==== ROWS ====

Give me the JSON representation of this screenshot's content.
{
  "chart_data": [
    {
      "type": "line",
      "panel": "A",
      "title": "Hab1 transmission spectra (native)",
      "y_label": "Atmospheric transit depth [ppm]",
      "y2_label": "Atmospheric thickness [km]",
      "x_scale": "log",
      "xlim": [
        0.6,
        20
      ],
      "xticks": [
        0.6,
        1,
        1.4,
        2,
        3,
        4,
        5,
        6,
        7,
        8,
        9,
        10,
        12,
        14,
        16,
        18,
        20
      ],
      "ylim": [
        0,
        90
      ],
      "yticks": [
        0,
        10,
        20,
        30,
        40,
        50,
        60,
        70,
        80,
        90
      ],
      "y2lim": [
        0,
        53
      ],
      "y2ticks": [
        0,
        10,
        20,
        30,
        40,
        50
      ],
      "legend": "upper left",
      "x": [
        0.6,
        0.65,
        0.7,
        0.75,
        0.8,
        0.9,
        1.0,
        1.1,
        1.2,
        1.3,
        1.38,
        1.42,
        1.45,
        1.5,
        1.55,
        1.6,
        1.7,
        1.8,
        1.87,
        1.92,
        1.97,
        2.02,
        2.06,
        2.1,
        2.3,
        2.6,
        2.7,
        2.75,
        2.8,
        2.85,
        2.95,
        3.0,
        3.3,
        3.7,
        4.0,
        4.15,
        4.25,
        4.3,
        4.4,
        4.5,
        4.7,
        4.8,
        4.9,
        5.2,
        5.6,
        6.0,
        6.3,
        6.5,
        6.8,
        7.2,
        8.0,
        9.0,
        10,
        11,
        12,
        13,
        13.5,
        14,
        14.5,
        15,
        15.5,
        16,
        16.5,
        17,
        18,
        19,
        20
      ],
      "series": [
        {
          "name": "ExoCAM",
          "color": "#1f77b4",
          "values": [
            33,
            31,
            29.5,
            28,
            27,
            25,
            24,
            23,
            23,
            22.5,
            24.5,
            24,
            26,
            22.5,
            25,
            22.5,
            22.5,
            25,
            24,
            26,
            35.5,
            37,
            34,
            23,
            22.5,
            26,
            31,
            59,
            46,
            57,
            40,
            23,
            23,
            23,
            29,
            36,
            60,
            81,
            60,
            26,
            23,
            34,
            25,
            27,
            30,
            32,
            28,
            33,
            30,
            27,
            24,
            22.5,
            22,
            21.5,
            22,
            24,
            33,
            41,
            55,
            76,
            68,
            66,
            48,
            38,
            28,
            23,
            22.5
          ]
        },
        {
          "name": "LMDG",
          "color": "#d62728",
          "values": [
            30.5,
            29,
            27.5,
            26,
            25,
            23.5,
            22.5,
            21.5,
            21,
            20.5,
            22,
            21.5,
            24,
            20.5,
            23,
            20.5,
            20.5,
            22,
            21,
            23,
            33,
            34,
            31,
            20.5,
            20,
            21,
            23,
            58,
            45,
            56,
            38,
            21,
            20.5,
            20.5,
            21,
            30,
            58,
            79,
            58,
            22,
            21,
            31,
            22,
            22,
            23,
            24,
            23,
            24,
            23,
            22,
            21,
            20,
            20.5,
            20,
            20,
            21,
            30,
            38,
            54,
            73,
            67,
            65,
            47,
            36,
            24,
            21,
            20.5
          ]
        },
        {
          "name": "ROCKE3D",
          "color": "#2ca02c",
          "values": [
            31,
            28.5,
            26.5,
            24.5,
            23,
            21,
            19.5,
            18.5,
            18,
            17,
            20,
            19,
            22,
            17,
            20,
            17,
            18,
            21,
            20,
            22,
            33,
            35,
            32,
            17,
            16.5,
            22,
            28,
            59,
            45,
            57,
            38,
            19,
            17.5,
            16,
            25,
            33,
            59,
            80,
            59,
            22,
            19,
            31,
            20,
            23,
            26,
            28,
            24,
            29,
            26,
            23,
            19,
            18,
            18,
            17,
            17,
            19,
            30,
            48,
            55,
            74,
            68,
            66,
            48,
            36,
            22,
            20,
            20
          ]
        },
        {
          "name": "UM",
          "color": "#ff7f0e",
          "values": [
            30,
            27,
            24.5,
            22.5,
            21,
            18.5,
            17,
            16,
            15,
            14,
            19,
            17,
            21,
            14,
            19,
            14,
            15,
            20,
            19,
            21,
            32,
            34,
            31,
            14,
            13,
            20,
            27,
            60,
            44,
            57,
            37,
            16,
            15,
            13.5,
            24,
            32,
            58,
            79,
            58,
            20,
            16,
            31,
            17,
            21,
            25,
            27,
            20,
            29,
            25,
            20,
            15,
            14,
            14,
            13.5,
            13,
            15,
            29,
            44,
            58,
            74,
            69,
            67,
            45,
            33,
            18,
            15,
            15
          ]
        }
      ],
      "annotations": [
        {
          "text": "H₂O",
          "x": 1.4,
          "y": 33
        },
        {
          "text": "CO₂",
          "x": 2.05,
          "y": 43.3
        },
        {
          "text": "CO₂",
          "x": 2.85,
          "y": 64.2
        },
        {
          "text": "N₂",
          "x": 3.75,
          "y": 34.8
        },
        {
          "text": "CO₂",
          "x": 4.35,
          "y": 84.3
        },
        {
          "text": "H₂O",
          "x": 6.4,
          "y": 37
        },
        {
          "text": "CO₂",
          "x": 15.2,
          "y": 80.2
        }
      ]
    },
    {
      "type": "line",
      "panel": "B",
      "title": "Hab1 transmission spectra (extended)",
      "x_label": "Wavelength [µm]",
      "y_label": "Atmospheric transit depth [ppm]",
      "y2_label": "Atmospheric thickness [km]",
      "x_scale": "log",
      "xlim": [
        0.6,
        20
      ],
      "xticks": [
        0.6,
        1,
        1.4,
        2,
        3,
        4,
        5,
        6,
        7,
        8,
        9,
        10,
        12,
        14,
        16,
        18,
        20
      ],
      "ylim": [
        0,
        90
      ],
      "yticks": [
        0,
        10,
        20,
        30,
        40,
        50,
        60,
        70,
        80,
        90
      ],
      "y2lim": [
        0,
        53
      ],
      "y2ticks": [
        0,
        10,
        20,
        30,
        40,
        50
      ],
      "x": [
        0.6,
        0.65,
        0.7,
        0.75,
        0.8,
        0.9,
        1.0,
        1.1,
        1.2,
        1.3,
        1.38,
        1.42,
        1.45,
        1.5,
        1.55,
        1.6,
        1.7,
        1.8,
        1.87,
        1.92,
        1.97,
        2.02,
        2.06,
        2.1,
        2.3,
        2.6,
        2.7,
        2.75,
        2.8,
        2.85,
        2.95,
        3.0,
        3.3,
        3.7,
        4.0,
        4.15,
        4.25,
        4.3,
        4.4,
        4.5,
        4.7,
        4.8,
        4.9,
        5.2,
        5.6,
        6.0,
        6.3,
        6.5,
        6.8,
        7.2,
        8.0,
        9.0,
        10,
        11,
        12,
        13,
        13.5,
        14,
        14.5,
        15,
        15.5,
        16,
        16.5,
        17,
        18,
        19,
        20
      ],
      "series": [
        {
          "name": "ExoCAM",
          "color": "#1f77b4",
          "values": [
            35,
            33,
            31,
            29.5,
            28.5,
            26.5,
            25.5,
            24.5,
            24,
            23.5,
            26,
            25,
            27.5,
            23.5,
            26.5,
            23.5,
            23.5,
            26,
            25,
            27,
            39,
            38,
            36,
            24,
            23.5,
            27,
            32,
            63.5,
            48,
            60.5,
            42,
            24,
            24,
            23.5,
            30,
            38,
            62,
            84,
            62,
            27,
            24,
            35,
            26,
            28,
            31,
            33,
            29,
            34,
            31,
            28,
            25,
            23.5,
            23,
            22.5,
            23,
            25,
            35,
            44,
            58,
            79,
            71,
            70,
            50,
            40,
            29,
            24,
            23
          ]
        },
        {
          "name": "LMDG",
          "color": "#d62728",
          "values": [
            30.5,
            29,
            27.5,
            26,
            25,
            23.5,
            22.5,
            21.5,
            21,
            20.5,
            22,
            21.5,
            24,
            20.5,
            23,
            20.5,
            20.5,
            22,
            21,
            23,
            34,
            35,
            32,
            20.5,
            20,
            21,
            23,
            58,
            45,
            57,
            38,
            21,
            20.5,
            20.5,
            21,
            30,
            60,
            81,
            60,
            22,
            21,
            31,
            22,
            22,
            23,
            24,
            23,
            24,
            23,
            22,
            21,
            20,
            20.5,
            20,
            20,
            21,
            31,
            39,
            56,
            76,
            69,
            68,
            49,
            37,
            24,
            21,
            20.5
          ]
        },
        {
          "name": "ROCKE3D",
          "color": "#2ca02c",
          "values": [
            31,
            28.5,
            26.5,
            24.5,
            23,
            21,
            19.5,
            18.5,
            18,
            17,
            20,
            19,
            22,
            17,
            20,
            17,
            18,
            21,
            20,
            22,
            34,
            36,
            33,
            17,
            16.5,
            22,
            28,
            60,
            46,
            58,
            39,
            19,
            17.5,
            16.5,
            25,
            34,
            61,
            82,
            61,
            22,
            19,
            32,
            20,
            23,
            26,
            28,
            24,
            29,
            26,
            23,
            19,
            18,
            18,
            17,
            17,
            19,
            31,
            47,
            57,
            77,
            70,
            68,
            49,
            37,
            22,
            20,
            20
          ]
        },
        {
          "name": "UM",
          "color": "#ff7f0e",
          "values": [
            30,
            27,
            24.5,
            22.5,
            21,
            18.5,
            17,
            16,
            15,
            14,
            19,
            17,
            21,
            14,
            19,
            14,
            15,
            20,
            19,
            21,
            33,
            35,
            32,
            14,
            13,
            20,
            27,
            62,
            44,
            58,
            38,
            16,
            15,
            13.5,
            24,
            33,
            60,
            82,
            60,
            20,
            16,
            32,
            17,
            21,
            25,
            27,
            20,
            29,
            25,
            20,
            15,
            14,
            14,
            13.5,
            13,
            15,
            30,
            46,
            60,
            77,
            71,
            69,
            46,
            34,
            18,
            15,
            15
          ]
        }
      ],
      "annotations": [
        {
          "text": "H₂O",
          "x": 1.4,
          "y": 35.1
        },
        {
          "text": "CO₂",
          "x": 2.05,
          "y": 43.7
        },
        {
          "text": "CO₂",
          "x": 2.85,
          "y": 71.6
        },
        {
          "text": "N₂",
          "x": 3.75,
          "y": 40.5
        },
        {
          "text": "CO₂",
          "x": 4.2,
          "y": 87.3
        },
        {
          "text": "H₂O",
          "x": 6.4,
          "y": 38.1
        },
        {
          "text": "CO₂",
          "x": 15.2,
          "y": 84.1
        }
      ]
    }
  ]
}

====

● STATED EXERCISE: Using the material above, report each line where "transmission" occurs.

● OUTPUT FOR THIS TASK:
      "title": "Hab1 transmission spectra (native)",
      "title": "Hab1 transmission spectra (extended)",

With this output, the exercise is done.